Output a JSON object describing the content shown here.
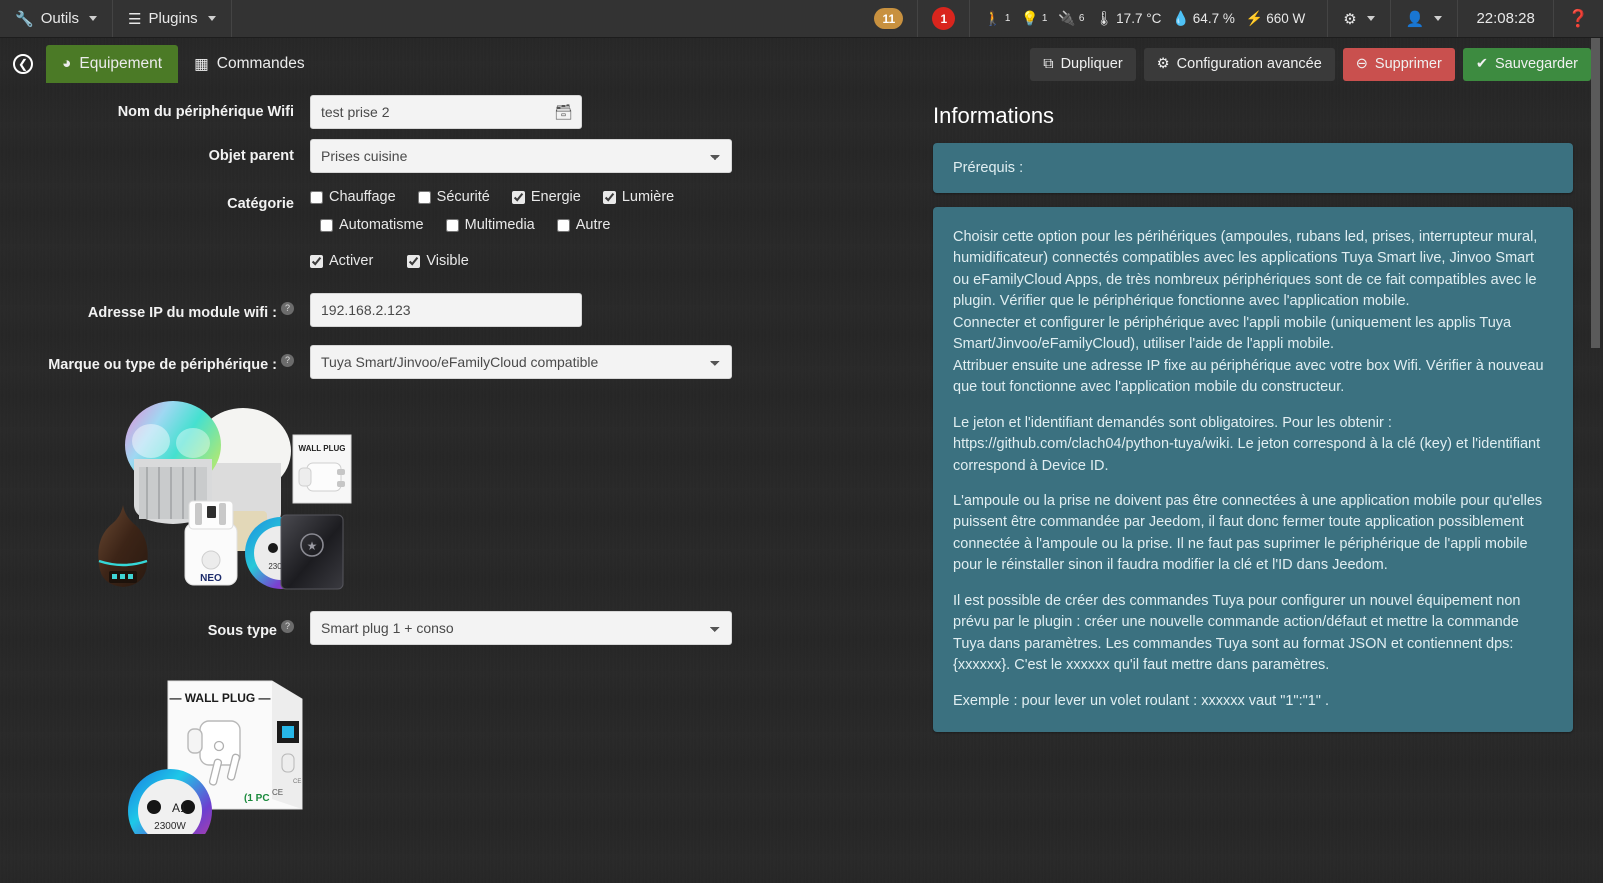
{
  "topbar": {
    "menus": [
      {
        "label": "Outils",
        "icon": "wrench-icon"
      },
      {
        "label": "Plugins",
        "icon": "list-icon"
      }
    ],
    "badge_message": "11",
    "badge_alert": "1",
    "summary": {
      "people_icon": "person-walking-icon",
      "people_count": "1",
      "light_icon": "lightbulb-icon",
      "light_count": "1",
      "plug_icon": "plug-icon",
      "plug_count": "6",
      "temp_icon": "thermometer-icon",
      "temp_value": "17.7 °C",
      "humidity_icon": "droplet-icon",
      "humidity_value": "64.7 %",
      "power_icon": "bolt-icon",
      "power_value": "660 W"
    },
    "gear_icon": "gears-icon",
    "user_icon": "user-icon",
    "clock": "22:08:28",
    "help_icon": "question-circle-icon"
  },
  "actionbar": {
    "back_icon": "back-arrow-icon",
    "tabs": [
      {
        "label": "Equipement",
        "icon": "dashboard-icon",
        "active": true
      },
      {
        "label": "Commandes",
        "icon": "table-icon",
        "active": false
      }
    ],
    "buttons": [
      {
        "label": "Dupliquer",
        "icon": "copy-icon",
        "style": "default"
      },
      {
        "label": "Configuration avancée",
        "icon": "gears-icon",
        "style": "default"
      },
      {
        "label": "Supprimer",
        "icon": "minus-circle-icon",
        "style": "danger"
      },
      {
        "label": "Sauvegarder",
        "icon": "check-circle-icon",
        "style": "success"
      }
    ]
  },
  "form": {
    "name_label": "Nom du périphérique Wifi",
    "name_value": "test prise 2",
    "name_addon_icon": "id-card-icon",
    "parent_label": "Objet parent",
    "parent_value": "Prises cuisine",
    "category_label": "Catégorie",
    "categories": [
      {
        "label": "Chauffage",
        "checked": false
      },
      {
        "label": "Sécurité",
        "checked": false
      },
      {
        "label": "Energie",
        "checked": true
      },
      {
        "label": "Lumière",
        "checked": true
      },
      {
        "label": "Automatisme",
        "checked": false
      },
      {
        "label": "Multimedia",
        "checked": false
      },
      {
        "label": "Autre",
        "checked": false
      }
    ],
    "flags": [
      {
        "label": "Activer",
        "checked": true
      },
      {
        "label": "Visible",
        "checked": true
      }
    ],
    "ip_label": "Adresse IP du module wifi :",
    "ip_value": "192.168.2.123",
    "brand_label": "Marque ou type de périphérique :",
    "brand_value": "Tuya Smart/Jinvoo/eFamilyCloud compatible",
    "subtype_label": "Sous type",
    "subtype_value": "Smart plug 1 + conso",
    "help_icon": "question-mark-icon",
    "image1_alt": "tuya-compatible-devices-photo",
    "image2_alt": "wall-plug-box-photo"
  },
  "info": {
    "title": "Informations",
    "prereq_label": "Prérequis :",
    "paragraphs": [
      "Choisir cette option pour les périhériques (ampoules, rubans led, prises, interrupteur mural, humidificateur) connectés compatibles avec les applications Tuya Smart live, Jinvoo Smart ou eFamilyCloud Apps, de très nombreux périphériques sont de ce fait compatibles avec le plugin. Vérifier que le périphérique fonctionne avec l'application mobile.\nConnecter et configurer le périphérique avec l'appli mobile (uniquement les applis Tuya Smart/Jinvoo/eFamilyCloud), utiliser l'aide de l'appli mobile.\nAttribuer ensuite une adresse IP fixe au périphérique avec votre box Wifi. Vérifier à nouveau que tout fonctionne avec l'application mobile du constructeur.",
      "Le jeton et l'identifiant demandés sont obligatoires. Pour les obtenir : https://github.com/clach04/python-tuya/wiki. Le jeton correspond à la clé (key) et l'identifiant correspond à Device ID.",
      "L'ampoule ou la prise ne doivent pas être connectées à une application mobile pour qu'elles puissent être commandée par Jeedom, il faut donc fermer toute application possiblement connectée à l'ampoule ou la prise. Il ne faut pas suprimer le périphérique de l'appli mobile pour le réinstaller sinon il faudra modifier la clé et l'ID dans Jeedom.",
      "Il est possible de créer des commandes Tuya pour configurer un nouvel équipement non prévu par le plugin : créer une nouvelle commande action/défaut et mettre la commande Tuya dans paramètres. Les commandes Tuya sont au format JSON et contiennent dps:{xxxxxx}. C'est le xxxxxx qu'il faut mettre dans paramètres.",
      "Exemple : pour lever un volet roulant : xxxxxx vaut \"1\":\"1\" ."
    ]
  },
  "colors": {
    "background": "#272727",
    "topbar": "#333333",
    "accent_green": "#4b7a26",
    "danger_red": "#c9504e",
    "success_green": "#3d8b40",
    "panel_blue": "#3b7180",
    "badge_orange": "#c8913f",
    "badge_red": "#d9251d"
  }
}
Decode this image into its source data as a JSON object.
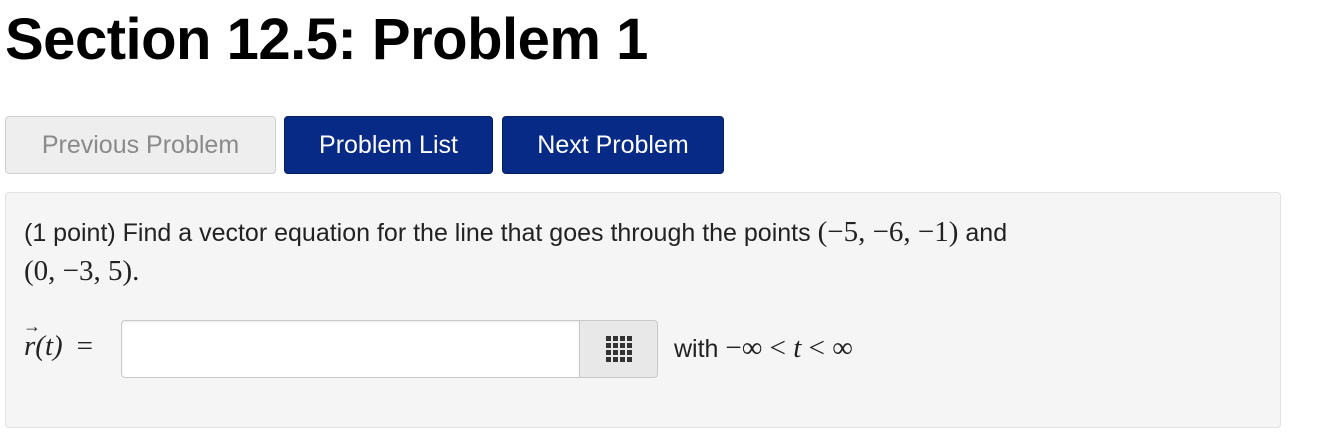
{
  "page": {
    "title": "Section 12.5: Problem 1"
  },
  "nav": {
    "previous_label": "Previous Problem",
    "list_label": "Problem List",
    "next_label": "Next Problem"
  },
  "problem": {
    "text_prefix": "(1 point) Find a vector equation for the line that goes through the points ",
    "point1": "(−5, −6, −1)",
    "conjunction": " and",
    "point2": "(0, −3, 5).",
    "answer_label_var": "r",
    "answer_label_arrow": "→",
    "answer_label_arg": "(t)",
    "answer_label_eq": "=",
    "answer_value": "",
    "answer_placeholder": "",
    "range_word": "with ",
    "range_expr_left": "−∞ < ",
    "range_var": "t",
    "range_expr_right": " < ∞"
  },
  "icons": {
    "math_entry": "grid-icon"
  },
  "colors": {
    "primary_button": "#062a86",
    "disabled_button": "#eeeeee",
    "problem_background": "#f5f5f5"
  }
}
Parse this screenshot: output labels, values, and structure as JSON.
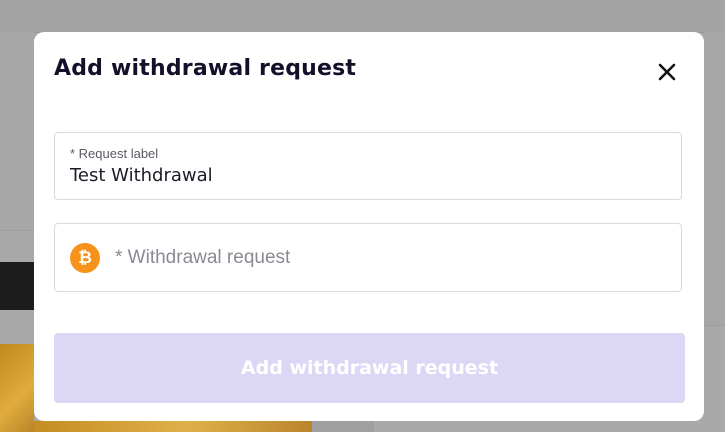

_ _ _ _ _

### [REQUIRED TASK]
Print each of the records above exactly as written, leaving no picture in the copy.

### [EXERCISE RESPONSE]
Output a JSON object describing the content shown here.
{
  "topbar": {
    "menus": [
      {
        "label": "Outils",
        "icon": "wrench-icon"
      },
      {
        "label": "Plugins",
        "icon": "list-icon"
      }
    ],
    "badge_message": "11",
    "badge_alert": "1",
    "summary": {
      "people_icon": "person-walking-icon",
      "people_count": "1",
      "light_icon": "lightbulb-icon",
      "light_count": "1",
      "plug_icon": "plug-icon",
      "plug_count": "6",
      "temp_icon": "thermometer-icon",
      "temp_value": "17.7 °C",
      "humidity_icon": "droplet-icon",
      "humidity_value": "64.7 %",
      "power_icon": "bolt-icon",
      "power_value": "660 W"
    },
    "gear_icon": "gears-icon",
    "user_icon": "user-icon",
    "clock": "22:08:28",
    "help_icon": "question-circle-icon"
  },
  "actionbar": {
    "back_icon": "back-arrow-icon",
    "tabs": [
      {
        "label": "Equipement",
        "icon": "dashboard-icon",
        "active": true
      },
      {
        "label": "Commandes",
        "icon": "table-icon",
        "active": false
      }
    ],
    "buttons": [
      {
        "label": "Dupliquer",
        "icon": "copy-icon",
        "style": "default"
      },
      {
        "label": "Configuration avancée",
        "icon": "gears-icon",
        "style": "default"
      },
      {
        "label": "Supprimer",
        "icon": "minus-circle-icon",
        "style": "danger"
      },
      {
        "label": "Sauvegarder",
        "icon": "check-circle-icon",
        "style": "success"
      }
    ]
  },
  "form": {
    "name_label": "Nom du périphérique Wifi",
    "name_value": "test prise 2",
    "name_addon_icon": "id-card-icon",
    "parent_label": "Objet parent",
    "parent_value": "Prises cuisine",
    "category_label": "Catégorie",
    "categories": [
      {
        "label": "Chauffage",
        "checked": false
      },
      {
        "label": "Sécurité",
        "checked": false
      },
      {
        "label": "Energie",
        "checked": true
      },
      {
        "label": "Lumière",
        "checked": true
      },
      {
        "label": "Automatisme",
        "checked": false
      },
      {
        "label": "Multimedia",
        "checked": false
      },
      {
        "label": "Autre",
        "checked": false
      }
    ],
    "flags": [
      {
        "label": "Activer",
        "checked": true
      },
      {
        "label": "Visible",
        "checked": true
      }
    ],
    "ip_label": "Adresse IP du module wifi :",
    "ip_value": "192.168.2.123",
    "brand_label": "Marque ou type de périphérique :",
    "brand_value": "Tuya Smart/Jinvoo/eFamilyCloud compatible",
    "subtype_label": "Sous type",
    "subtype_value": "Smart plug 1 + conso",
    "help_icon": "question-mark-icon",
    "image1_alt": "tuya-compatible-devices-photo",
    "image2_alt": "wall-plug-box-photo"
  },
  "info": {
    "title": "Informations",
    "prereq_label": "Prérequis :",
    "paragraphs": [
      "Choisir cette option pour les périhériques (ampoules, rubans led, prises, interrupteur mural, humidificateur) connectés compatibles avec les applications Tuya Smart live, Jinvoo Smart ou eFamilyCloud Apps, de très nombreux périphériques sont de ce fait compatibles avec le plugin. Vérifier que le périphérique fonctionne avec l'application mobile.\nConnecter et configurer le périphérique avec l'appli mobile (uniquement les applis Tuya Smart/Jinvoo/eFamilyCloud), utiliser l'aide de l'appli mobile.\nAttribuer ensuite une adresse IP fixe au périphérique avec votre box Wifi. Vérifier à nouveau que tout fonctionne avec l'application mobile du constructeur.",
      "Le jeton et l'identifiant demandés sont obligatoires. Pour les obtenir : https://github.com/clach04/python-tuya/wiki. Le jeton correspond à la clé (key) et l'identifiant correspond à Device ID.",
      "L'ampoule ou la prise ne doivent pas être connectées à une application mobile pour qu'elles puissent être commandée par Jeedom, il faut donc fermer toute application possiblement connectée à l'ampoule ou la prise. Il ne faut pas suprimer le périphérique de l'appli mobile pour le réinstaller sinon il faudra modifier la clé et l'ID dans Jeedom.",
      "Il est possible de créer des commandes Tuya pour configurer un nouvel équipement non prévu par le plugin : créer une nouvelle commande action/défaut et mettre la commande Tuya dans paramètres. Les commandes Tuya sont au format JSON et contiennent dps:{xxxxxx}. C'est le xxxxxx qu'il faut mettre dans paramètres.",
      "Exemple : pour lever un volet roulant : xxxxxx vaut \"1\":\"1\" ."
    ]
  },
  "colors": {
    "background": "#272727",
    "topbar": "#333333",
    "accent_green": "#4b7a26",
    "danger_red": "#c9504e",
    "success_green": "#3d8b40",
    "panel_blue": "#3b7180",
    "badge_orange": "#c8913f",
    "badge_red": "#d9251d"
  }
}
Decode this image into its source data as a JSON object.
{
  "page": {
    "title": "Section 12.5: Problem 1"
  },
  "nav": {
    "previous_label": "Previous Problem",
    "list_label": "Problem List",
    "next_label": "Next Problem"
  },
  "problem": {
    "text_prefix": "(1 point) Find a vector equation for the line that goes through the points ",
    "point1": "(−5, −6, −1)",
    "conjunction": " and",
    "point2": "(0, −3, 5).",
    "answer_label_var": "r",
    "answer_label_arrow": "→",
    "answer_label_arg": "(t)",
    "answer_label_eq": "=",
    "answer_value": "",
    "answer_placeholder": "",
    "range_word": "with ",
    "range_expr_left": "−∞ < ",
    "range_var": "t",
    "range_expr_right": " < ∞"
  },
  "icons": {
    "math_entry": "grid-icon"
  },
  "colors": {
    "primary_button": "#062a86",
    "disabled_button": "#eeeeee",
    "problem_background": "#f5f5f5"
  }
}
Parse this screenshot: output labels, values, and structure as JSON.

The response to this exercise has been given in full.